Exercise description:
Can you find the lines of the listing that include "termine" and copy every one?

[Listing start]

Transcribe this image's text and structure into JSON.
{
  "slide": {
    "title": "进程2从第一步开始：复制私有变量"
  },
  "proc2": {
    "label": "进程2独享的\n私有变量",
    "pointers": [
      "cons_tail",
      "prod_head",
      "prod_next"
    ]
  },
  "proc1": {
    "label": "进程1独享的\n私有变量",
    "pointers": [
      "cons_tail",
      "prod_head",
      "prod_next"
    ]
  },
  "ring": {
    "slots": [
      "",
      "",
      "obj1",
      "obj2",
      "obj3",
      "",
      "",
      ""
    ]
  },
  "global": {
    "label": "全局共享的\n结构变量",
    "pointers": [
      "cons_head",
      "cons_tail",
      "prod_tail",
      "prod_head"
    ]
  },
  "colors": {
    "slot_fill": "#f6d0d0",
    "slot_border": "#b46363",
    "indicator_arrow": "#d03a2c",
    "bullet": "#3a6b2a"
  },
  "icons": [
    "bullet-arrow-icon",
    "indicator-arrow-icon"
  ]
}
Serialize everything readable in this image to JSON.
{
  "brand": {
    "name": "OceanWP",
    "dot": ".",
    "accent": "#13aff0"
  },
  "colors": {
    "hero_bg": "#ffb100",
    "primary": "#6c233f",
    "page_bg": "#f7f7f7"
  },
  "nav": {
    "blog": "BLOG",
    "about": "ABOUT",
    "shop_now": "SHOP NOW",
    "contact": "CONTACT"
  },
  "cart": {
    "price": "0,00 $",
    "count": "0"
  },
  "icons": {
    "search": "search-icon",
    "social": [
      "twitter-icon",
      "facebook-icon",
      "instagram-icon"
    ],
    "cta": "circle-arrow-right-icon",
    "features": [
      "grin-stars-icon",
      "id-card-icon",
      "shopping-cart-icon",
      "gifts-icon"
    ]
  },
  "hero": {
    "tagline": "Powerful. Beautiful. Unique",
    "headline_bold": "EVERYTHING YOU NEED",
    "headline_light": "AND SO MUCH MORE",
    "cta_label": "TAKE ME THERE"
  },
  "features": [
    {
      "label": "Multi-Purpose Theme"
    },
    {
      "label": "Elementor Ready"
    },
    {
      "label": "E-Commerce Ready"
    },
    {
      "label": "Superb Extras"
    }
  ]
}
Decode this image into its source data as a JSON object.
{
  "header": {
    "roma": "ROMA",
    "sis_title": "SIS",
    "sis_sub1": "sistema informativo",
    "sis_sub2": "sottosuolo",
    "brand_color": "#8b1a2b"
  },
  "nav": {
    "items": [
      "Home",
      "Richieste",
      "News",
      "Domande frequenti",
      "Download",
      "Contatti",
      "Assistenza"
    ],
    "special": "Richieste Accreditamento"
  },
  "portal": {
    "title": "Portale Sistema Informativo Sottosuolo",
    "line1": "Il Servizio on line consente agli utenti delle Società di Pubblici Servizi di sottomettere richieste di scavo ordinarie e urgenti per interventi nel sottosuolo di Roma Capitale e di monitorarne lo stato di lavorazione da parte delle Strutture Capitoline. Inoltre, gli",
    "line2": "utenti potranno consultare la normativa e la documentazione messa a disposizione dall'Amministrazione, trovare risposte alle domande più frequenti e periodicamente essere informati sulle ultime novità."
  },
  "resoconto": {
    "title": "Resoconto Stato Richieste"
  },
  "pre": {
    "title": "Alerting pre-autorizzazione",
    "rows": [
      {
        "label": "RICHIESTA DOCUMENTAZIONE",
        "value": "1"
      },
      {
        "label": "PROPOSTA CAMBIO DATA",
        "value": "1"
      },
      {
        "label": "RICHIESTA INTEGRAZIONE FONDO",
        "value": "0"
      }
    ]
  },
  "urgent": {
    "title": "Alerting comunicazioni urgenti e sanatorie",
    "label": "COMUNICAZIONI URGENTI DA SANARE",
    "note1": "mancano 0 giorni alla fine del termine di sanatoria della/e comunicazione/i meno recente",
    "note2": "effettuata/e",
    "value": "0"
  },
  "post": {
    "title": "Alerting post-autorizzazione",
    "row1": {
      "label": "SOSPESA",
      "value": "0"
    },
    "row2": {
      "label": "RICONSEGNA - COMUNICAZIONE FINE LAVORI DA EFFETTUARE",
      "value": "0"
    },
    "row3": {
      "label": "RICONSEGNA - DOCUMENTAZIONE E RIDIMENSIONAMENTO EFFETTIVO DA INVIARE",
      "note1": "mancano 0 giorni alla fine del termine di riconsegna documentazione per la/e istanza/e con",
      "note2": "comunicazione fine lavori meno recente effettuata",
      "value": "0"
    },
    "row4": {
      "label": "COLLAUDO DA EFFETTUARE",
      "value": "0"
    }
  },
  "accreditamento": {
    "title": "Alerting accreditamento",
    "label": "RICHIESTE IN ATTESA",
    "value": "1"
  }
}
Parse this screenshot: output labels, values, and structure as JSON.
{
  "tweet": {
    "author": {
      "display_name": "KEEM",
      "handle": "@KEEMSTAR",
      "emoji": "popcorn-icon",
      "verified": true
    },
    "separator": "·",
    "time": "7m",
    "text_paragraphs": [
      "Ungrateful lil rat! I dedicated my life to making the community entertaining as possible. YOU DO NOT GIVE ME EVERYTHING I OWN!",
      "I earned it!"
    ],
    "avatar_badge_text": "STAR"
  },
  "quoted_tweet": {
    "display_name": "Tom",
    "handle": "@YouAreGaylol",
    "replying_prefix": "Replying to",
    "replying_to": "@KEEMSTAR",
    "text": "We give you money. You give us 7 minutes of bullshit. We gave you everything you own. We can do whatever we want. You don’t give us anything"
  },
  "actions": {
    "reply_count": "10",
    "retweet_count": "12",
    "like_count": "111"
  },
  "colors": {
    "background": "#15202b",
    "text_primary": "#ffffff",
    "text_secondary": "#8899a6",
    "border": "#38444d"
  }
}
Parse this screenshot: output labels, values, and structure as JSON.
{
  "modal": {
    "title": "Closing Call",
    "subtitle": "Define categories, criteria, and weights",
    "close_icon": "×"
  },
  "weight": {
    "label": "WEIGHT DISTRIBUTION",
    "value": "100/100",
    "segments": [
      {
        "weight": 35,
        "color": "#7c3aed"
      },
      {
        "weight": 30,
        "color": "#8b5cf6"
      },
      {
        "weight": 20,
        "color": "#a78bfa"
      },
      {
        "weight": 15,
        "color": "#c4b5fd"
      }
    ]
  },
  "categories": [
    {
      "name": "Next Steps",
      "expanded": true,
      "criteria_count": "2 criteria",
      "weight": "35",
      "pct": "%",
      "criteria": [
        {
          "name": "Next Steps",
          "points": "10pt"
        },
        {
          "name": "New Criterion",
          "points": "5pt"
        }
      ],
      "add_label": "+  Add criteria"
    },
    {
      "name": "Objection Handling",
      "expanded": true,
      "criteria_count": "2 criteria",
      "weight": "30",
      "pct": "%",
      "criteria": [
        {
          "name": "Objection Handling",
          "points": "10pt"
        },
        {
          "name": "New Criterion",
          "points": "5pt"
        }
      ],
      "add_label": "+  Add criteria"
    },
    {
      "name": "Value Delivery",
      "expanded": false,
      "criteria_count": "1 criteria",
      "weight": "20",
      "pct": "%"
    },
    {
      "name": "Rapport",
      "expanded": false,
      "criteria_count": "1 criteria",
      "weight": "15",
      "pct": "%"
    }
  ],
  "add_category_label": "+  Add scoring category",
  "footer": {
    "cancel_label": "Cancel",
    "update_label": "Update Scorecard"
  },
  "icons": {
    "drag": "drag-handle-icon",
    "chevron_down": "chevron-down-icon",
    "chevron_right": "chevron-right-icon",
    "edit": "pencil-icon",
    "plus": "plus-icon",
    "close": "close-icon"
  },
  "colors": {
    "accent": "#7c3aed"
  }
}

[Listing end]

Written solution:
    "note1": "mancano 0 giorni alla fine del termine di sanatoria della/e comunicazione/i meno recente",
      "note1": "mancano 0 giorni alla fine del termine di riconsegna documentazione per la/e istanza/e con",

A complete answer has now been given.